▶ [Extracted records]:
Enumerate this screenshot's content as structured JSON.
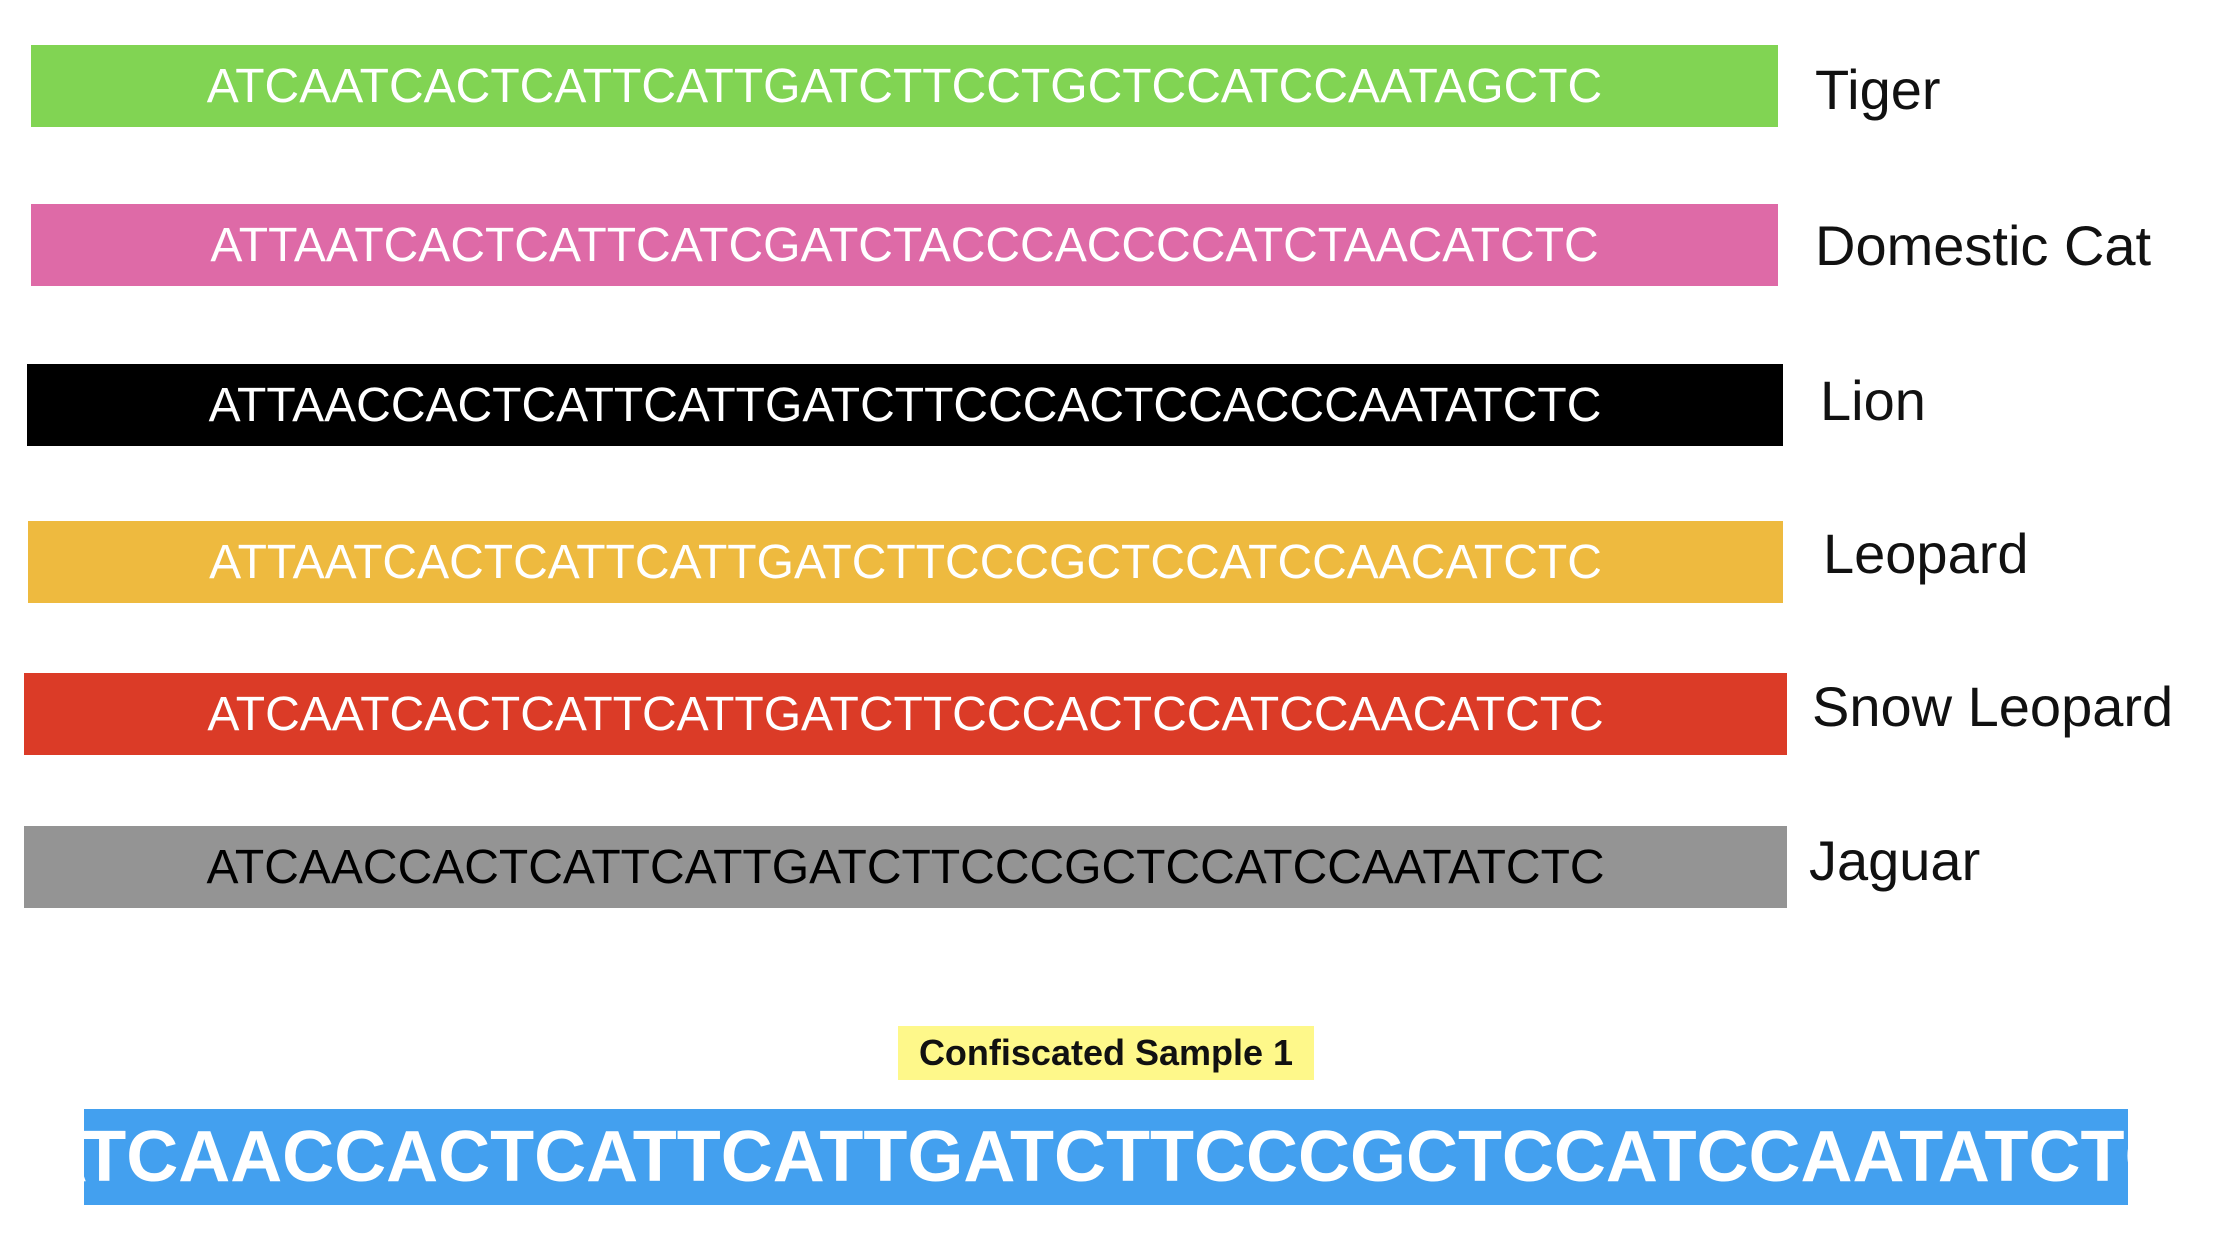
{
  "species": [
    {
      "name": "Tiger",
      "sequence": "ATCAATCACTCATTCATTGATCTTCCTGCTCCATCCAATAGCTC",
      "bar_color": "#81d453",
      "text_color": "#ffffff"
    },
    {
      "name": "Domestic Cat",
      "sequence": "ATTAATCACTCATTCATCGATCTACCCACCCCATCTAACATCTC",
      "bar_color": "#de6aa7",
      "text_color": "#ffffff"
    },
    {
      "name": "Lion",
      "sequence": "ATTAACCACTCATTCATTGATCTTCCCACTCCACCCAATATCTC",
      "bar_color": "#000000",
      "text_color": "#ffffff"
    },
    {
      "name": "Leopard",
      "sequence": "ATTAATCACTCATTCATTGATCTTCCCGCTCCATCCAACATCTC",
      "bar_color": "#eeba3f",
      "text_color": "#ffffff"
    },
    {
      "name": "Snow Leopard",
      "sequence": "ATCAATCACTCATTCATTGATCTTCCCACTCCATCCAACATCTC",
      "bar_color": "#db3b27",
      "text_color": "#ffffff"
    },
    {
      "name": "Jaguar",
      "sequence": "ATCAACCACTCATTCATTGATCTTCCCGCTCCATCCAATATCTC",
      "bar_color": "#949494",
      "text_color": "#000000"
    }
  ],
  "sample": {
    "label": "Confiscated Sample 1",
    "label_bg_color": "#fef88a",
    "sequence": "ATCAACCACTCATTCATTGATCTTCCCGCTCCATCCAATATCTC",
    "seq_bg_color": "#43a0ef"
  }
}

▶ [Problem description]: Every line above should be returned exactly; the pictures stay out.

▶ [Solution to this task]:
Enumerate this screenshot's content as structured JSON.
{
  "species": [
    {
      "name": "Tiger",
      "sequence": "ATCAATCACTCATTCATTGATCTTCCTGCTCCATCCAATAGCTC",
      "bar_color": "#81d453",
      "text_color": "#ffffff"
    },
    {
      "name": "Domestic Cat",
      "sequence": "ATTAATCACTCATTCATCGATCTACCCACCCCATCTAACATCTC",
      "bar_color": "#de6aa7",
      "text_color": "#ffffff"
    },
    {
      "name": "Lion",
      "sequence": "ATTAACCACTCATTCATTGATCTTCCCACTCCACCCAATATCTC",
      "bar_color": "#000000",
      "text_color": "#ffffff"
    },
    {
      "name": "Leopard",
      "sequence": "ATTAATCACTCATTCATTGATCTTCCCGCTCCATCCAACATCTC",
      "bar_color": "#eeba3f",
      "text_color": "#ffffff"
    },
    {
      "name": "Snow Leopard",
      "sequence": "ATCAATCACTCATTCATTGATCTTCCCACTCCATCCAACATCTC",
      "bar_color": "#db3b27",
      "text_color": "#ffffff"
    },
    {
      "name": "Jaguar",
      "sequence": "ATCAACCACTCATTCATTGATCTTCCCGCTCCATCCAATATCTC",
      "bar_color": "#949494",
      "text_color": "#000000"
    }
  ],
  "sample": {
    "label": "Confiscated Sample 1",
    "label_bg_color": "#fef88a",
    "sequence": "ATCAACCACTCATTCATTGATCTTCCCGCTCCATCCAATATCTC",
    "seq_bg_color": "#43a0ef"
  }
}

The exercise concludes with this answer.